▶ EXERCISE INSTRUCTIONS:
Quote all of the data exactly as given. Skip every picture it contains.

▶ RECORDS FOR THE EXERCISE:
▼

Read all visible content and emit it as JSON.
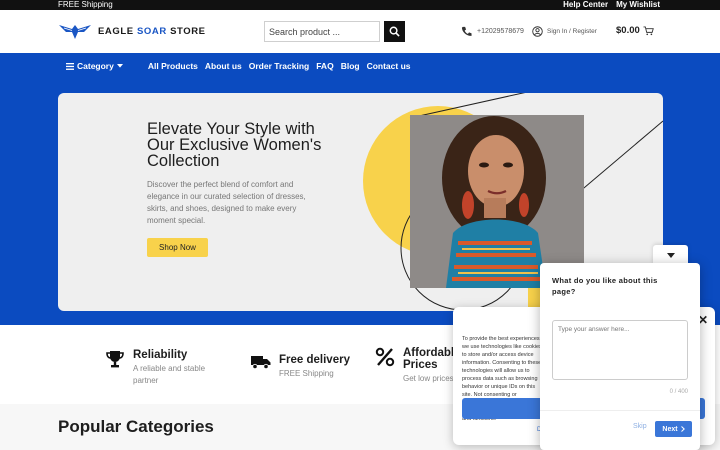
{
  "topbar": {
    "left_text": "FREE Shipping",
    "links": [
      "Help Center",
      "My Wishlist"
    ]
  },
  "header": {
    "logo": {
      "part1": "EAGLE ",
      "part2": "SOAR",
      "part3": " STORE"
    },
    "search": {
      "placeholder": "Search product ...",
      "value": ""
    },
    "phone": "+12029578679",
    "account": "Sign In / Register",
    "cart_total": "$0.00"
  },
  "nav": {
    "category_label": "Category",
    "links": [
      "All Products",
      "About us",
      "Order Tracking",
      "FAQ",
      "Blog",
      "Contact us"
    ]
  },
  "hero": {
    "title": "Elevate Your Style with Our Exclusive Women's Collection",
    "description": "Discover the perfect blend of comfort and elegance in our curated selection of dresses, skirts, and shoes, designed to make every moment special.",
    "button": "Shop Now"
  },
  "features": [
    {
      "icon": "trophy-icon",
      "title": "Reliability",
      "subtitle": "A reliable and stable partner"
    },
    {
      "icon": "truck-icon",
      "title": "Free delivery",
      "subtitle": "FREE Shipping"
    },
    {
      "icon": "percent-icon",
      "title": "Affordable Prices",
      "subtitle": "Get low prices"
    }
  ],
  "popular": {
    "title": "Popular Categories"
  },
  "cookie": {
    "text": "To provide the best experiences, we use technologies like cookies to store and/or access device information. Consenting to these technologies will allow us to process data such as browsing behavior or unique IDs on this site. Not consenting or withdrawing consent, may adversely affect certain features and functions.",
    "tail": "r",
    "link": "D"
  },
  "survey": {
    "question": "What do you like about this page?",
    "answer_placeholder": "Type your answer here...",
    "answer_value": "",
    "counter": "0 / 400",
    "skip": "Skip",
    "next": "Next"
  },
  "colors": {
    "brand_blue": "#0b4bc0",
    "accent_yellow": "#f8d24b",
    "button_blue": "#3a76d8"
  }
}
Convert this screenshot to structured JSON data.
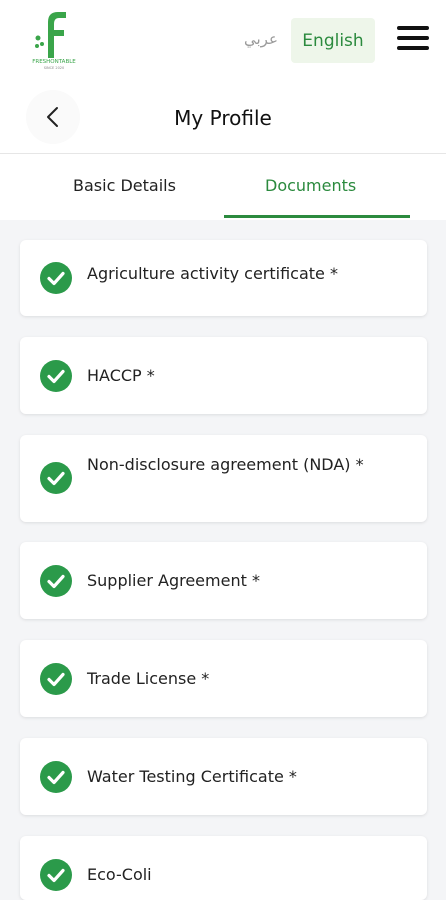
{
  "topbar": {
    "logo_text": "FRESHONTABLE",
    "logo_subtext": "SINCE 2020",
    "lang_arabic": "عربي",
    "lang_english": "English"
  },
  "header": {
    "title": "My Profile"
  },
  "tabs": [
    {
      "label": "Basic Details",
      "active": false
    },
    {
      "label": "Documents",
      "active": true
    }
  ],
  "documents": [
    {
      "label": "Agriculture activity certificate *",
      "status": "complete"
    },
    {
      "label": "HACCP *",
      "status": "complete"
    },
    {
      "label": "Non-disclosure agreement (NDA) *",
      "status": "complete"
    },
    {
      "label": "Supplier Agreement *",
      "status": "complete"
    },
    {
      "label": "Trade License *",
      "status": "complete"
    },
    {
      "label": "Water Testing Certificate *",
      "status": "complete"
    },
    {
      "label": "Eco-Coli",
      "status": "complete"
    }
  ],
  "colors": {
    "accent": "#2b8a3e",
    "check": "#2b9a4a",
    "lang_bg": "#eef6ea"
  }
}
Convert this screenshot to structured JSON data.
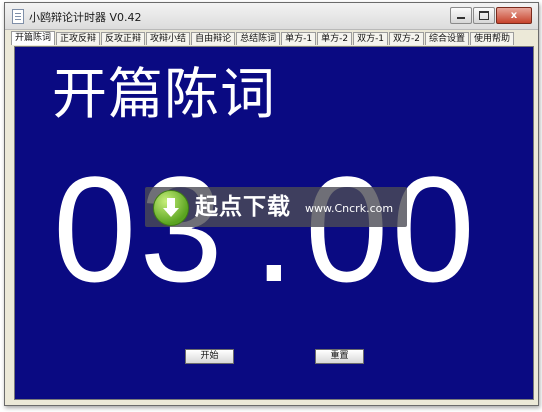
{
  "window": {
    "title": "小鸥辩论计时器 V0.42",
    "minimize_label": "",
    "close_label": "x"
  },
  "tabs": [
    {
      "label": "开篇陈词",
      "active": true
    },
    {
      "label": "正攻反辩",
      "active": false
    },
    {
      "label": "反攻正辩",
      "active": false
    },
    {
      "label": "攻辩小结",
      "active": false
    },
    {
      "label": "自由辩论",
      "active": false
    },
    {
      "label": "总结陈词",
      "active": false
    },
    {
      "label": "单方-1",
      "active": false
    },
    {
      "label": "单方-2",
      "active": false
    },
    {
      "label": "双方-1",
      "active": false
    },
    {
      "label": "双方-2",
      "active": false
    },
    {
      "label": "综合设置",
      "active": false
    },
    {
      "label": "使用帮助",
      "active": false
    }
  ],
  "panel": {
    "phase_title": "开篇陈词",
    "timer": {
      "minutes": "03",
      "separator": ".",
      "seconds": "00"
    },
    "start_label": "开始",
    "reset_label": "重置"
  },
  "watermark": {
    "brand": "起点下载",
    "url": "www.Cncrk.com"
  },
  "colors": {
    "panel_background": "#0a0a82",
    "timer_text": "#ffffff"
  }
}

▲

▶ SOLVED PROBLEM:
Read all visible content and emit it as JSON.
{
  "topbar": {
    "left_text": "FREE Shipping",
    "links": [
      "Help Center",
      "My Wishlist"
    ]
  },
  "header": {
    "logo": {
      "part1": "EAGLE ",
      "part2": "SOAR",
      "part3": " STORE"
    },
    "search": {
      "placeholder": "Search product ...",
      "value": ""
    },
    "phone": "+12029578679",
    "account": "Sign In / Register",
    "cart_total": "$0.00"
  },
  "nav": {
    "category_label": "Category",
    "links": [
      "All Products",
      "About us",
      "Order Tracking",
      "FAQ",
      "Blog",
      "Contact us"
    ]
  },
  "hero": {
    "title": "Elevate Your Style with Our Exclusive Women's Collection",
    "description": "Discover the perfect blend of comfort and elegance in our curated selection of dresses, skirts, and shoes, designed to make every moment special.",
    "button": "Shop Now"
  },
  "features": [
    {
      "icon": "trophy-icon",
      "title": "Reliability",
      "subtitle": "A reliable and stable partner"
    },
    {
      "icon": "truck-icon",
      "title": "Free delivery",
      "subtitle": "FREE Shipping"
    },
    {
      "icon": "percent-icon",
      "title": "Affordable Prices",
      "subtitle": "Get low prices"
    }
  ],
  "popular": {
    "title": "Popular Categories"
  },
  "cookie": {
    "text": "To provide the best experiences, we use technologies like cookies to store and/or access device information. Consenting to these technologies will allow us to process data such as browsing behavior or unique IDs on this site. Not consenting or withdrawing consent, may adversely affect certain features and functions.",
    "tail": "r",
    "link": "D"
  },
  "survey": {
    "question": "What do you like about this page?",
    "answer_placeholder": "Type your answer here...",
    "answer_value": "",
    "counter": "0 / 400",
    "skip": "Skip",
    "next": "Next"
  },
  "colors": {
    "brand_blue": "#0b4bc0",
    "accent_yellow": "#f8d24b",
    "button_blue": "#3a76d8"
  }
}
Convert this screenshot to structured JSON data.
{
  "topbar": {
    "logo_text": "FRESHONTABLE",
    "logo_subtext": "SINCE 2020",
    "lang_arabic": "عربي",
    "lang_english": "English"
  },
  "header": {
    "title": "My Profile"
  },
  "tabs": [
    {
      "label": "Basic Details",
      "active": false
    },
    {
      "label": "Documents",
      "active": true
    }
  ],
  "documents": [
    {
      "label": "Agriculture activity certificate *",
      "status": "complete"
    },
    {
      "label": "HACCP *",
      "status": "complete"
    },
    {
      "label": "Non-disclosure agreement (NDA) *",
      "status": "complete"
    },
    {
      "label": "Supplier Agreement *",
      "status": "complete"
    },
    {
      "label": "Trade License *",
      "status": "complete"
    },
    {
      "label": "Water Testing Certificate *",
      "status": "complete"
    },
    {
      "label": "Eco-Coli",
      "status": "complete"
    }
  ],
  "colors": {
    "accent": "#2b8a3e",
    "check": "#2b9a4a",
    "lang_bg": "#eef6ea"
  }
}
Convert this screenshot to structured JSON data.
{
  "window": {
    "title": "小鸥辩论计时器 V0.42",
    "minimize_label": "",
    "close_label": "x"
  },
  "tabs": [
    {
      "label": "开篇陈词",
      "active": true
    },
    {
      "label": "正攻反辩",
      "active": false
    },
    {
      "label": "反攻正辩",
      "active": false
    },
    {
      "label": "攻辩小结",
      "active": false
    },
    {
      "label": "自由辩论",
      "active": false
    },
    {
      "label": "总结陈词",
      "active": false
    },
    {
      "label": "单方-1",
      "active": false
    },
    {
      "label": "单方-2",
      "active": false
    },
    {
      "label": "双方-1",
      "active": false
    },
    {
      "label": "双方-2",
      "active": false
    },
    {
      "label": "综合设置",
      "active": false
    },
    {
      "label": "使用帮助",
      "active": false
    }
  ],
  "panel": {
    "phase_title": "开篇陈词",
    "timer": {
      "minutes": "03",
      "separator": ".",
      "seconds": "00"
    },
    "start_label": "开始",
    "reset_label": "重置"
  },
  "watermark": {
    "brand": "起点下载",
    "url": "www.Cncrk.com"
  },
  "colors": {
    "panel_background": "#0a0a82",
    "timer_text": "#ffffff"
  }
}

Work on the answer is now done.